◆ Recorded information
━━━━━━━━━━━━━━━━
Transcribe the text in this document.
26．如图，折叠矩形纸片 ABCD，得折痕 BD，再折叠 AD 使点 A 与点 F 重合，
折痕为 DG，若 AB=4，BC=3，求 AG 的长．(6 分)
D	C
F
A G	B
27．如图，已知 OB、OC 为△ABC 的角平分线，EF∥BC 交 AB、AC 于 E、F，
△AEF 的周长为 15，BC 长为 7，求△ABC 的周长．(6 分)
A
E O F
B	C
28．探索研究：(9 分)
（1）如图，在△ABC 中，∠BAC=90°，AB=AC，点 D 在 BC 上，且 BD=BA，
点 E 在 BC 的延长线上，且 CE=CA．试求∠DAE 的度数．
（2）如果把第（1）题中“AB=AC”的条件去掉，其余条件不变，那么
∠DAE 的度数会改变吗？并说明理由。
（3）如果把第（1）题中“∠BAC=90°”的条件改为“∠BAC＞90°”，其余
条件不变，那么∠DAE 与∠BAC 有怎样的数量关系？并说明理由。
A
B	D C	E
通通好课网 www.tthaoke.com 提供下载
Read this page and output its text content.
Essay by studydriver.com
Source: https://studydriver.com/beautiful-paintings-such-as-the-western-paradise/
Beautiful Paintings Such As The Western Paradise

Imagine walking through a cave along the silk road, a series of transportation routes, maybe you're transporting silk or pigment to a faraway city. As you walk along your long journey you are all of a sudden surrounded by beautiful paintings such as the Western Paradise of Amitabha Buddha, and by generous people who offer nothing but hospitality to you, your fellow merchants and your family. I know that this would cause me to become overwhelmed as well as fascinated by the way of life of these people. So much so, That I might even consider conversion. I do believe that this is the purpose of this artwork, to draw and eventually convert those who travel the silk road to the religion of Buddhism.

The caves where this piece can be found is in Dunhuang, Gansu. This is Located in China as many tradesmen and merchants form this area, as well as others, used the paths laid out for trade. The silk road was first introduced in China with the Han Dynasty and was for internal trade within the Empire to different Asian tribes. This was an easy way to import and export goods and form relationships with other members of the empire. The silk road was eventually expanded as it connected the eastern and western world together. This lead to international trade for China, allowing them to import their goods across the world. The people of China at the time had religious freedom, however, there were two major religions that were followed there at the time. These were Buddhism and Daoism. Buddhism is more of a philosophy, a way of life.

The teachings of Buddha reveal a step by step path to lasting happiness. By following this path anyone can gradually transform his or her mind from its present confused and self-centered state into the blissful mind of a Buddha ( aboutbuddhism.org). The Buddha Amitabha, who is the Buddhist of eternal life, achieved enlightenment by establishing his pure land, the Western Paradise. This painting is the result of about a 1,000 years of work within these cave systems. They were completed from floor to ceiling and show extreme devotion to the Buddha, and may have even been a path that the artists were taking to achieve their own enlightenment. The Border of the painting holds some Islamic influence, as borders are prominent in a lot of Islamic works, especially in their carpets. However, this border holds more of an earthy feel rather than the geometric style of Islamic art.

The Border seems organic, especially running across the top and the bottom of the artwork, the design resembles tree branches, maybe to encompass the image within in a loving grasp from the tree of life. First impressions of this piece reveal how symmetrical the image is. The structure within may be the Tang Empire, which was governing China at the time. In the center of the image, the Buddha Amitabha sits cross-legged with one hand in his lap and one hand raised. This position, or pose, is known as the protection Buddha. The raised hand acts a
━━━━━━━━━━━━━━━━
◆ Aim
From the entries above, collect every line with the string "text" in it.

◆ Solved exercise
Transcribe the text in this document.
Read this page and output its text content.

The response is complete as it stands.